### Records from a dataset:
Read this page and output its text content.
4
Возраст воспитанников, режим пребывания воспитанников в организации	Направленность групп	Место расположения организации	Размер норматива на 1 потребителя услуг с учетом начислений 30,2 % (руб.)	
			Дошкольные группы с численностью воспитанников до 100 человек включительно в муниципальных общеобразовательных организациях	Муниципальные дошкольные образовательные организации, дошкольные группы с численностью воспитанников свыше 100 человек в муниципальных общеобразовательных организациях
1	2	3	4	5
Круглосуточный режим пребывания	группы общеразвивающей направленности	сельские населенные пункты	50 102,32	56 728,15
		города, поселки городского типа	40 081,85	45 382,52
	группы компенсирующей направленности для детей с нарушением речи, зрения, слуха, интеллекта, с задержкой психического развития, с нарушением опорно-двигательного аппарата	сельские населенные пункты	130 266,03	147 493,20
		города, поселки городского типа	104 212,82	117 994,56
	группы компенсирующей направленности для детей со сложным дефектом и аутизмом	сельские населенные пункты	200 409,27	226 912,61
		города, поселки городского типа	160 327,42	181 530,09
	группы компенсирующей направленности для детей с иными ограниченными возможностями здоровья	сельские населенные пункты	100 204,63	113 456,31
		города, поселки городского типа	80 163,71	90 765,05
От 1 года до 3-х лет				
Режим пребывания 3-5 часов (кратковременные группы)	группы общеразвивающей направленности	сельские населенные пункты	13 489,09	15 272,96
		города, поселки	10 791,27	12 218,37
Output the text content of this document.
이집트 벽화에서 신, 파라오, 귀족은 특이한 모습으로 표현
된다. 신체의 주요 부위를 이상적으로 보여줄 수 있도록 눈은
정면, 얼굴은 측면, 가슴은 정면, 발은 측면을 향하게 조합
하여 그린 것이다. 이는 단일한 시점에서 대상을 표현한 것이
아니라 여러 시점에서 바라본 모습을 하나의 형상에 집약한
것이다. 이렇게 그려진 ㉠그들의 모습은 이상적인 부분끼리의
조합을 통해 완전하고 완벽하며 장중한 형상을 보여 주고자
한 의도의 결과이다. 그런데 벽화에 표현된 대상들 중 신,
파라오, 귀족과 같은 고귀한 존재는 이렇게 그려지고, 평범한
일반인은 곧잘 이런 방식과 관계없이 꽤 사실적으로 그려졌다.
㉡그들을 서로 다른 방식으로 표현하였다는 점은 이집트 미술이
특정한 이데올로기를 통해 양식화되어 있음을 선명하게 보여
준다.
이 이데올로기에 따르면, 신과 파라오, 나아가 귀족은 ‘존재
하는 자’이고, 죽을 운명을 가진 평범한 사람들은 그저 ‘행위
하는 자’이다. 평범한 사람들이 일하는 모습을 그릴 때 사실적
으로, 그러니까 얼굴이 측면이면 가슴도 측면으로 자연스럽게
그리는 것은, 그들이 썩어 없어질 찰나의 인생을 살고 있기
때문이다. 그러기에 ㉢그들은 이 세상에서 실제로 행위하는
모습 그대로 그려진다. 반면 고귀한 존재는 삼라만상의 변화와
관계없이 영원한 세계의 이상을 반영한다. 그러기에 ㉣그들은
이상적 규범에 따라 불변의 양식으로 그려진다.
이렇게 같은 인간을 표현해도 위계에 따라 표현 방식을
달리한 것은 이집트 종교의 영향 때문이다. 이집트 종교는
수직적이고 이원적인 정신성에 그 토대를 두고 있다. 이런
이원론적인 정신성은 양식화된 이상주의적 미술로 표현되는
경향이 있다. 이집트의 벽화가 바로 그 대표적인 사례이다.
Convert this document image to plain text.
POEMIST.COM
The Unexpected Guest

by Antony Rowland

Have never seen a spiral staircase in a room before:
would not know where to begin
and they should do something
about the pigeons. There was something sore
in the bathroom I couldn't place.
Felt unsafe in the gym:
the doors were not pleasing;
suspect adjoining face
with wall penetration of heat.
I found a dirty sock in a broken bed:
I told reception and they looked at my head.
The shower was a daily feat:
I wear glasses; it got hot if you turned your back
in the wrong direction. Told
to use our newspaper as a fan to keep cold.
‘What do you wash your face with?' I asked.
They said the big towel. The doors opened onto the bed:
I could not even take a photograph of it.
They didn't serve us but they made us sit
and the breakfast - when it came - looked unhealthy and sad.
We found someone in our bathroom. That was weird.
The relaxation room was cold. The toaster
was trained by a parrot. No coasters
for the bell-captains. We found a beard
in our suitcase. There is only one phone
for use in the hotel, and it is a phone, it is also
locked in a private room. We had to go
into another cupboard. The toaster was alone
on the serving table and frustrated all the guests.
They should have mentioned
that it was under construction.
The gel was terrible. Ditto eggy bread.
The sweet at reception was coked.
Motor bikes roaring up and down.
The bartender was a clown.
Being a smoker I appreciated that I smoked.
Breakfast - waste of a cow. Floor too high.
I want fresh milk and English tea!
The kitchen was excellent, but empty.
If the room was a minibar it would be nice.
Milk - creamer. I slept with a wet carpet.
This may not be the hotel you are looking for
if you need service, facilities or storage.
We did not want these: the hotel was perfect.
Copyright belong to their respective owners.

### Instructions to follow:
Tally up the lines holding the word "content" in the data above, and answer with that figure only.

### Reply to the task:
2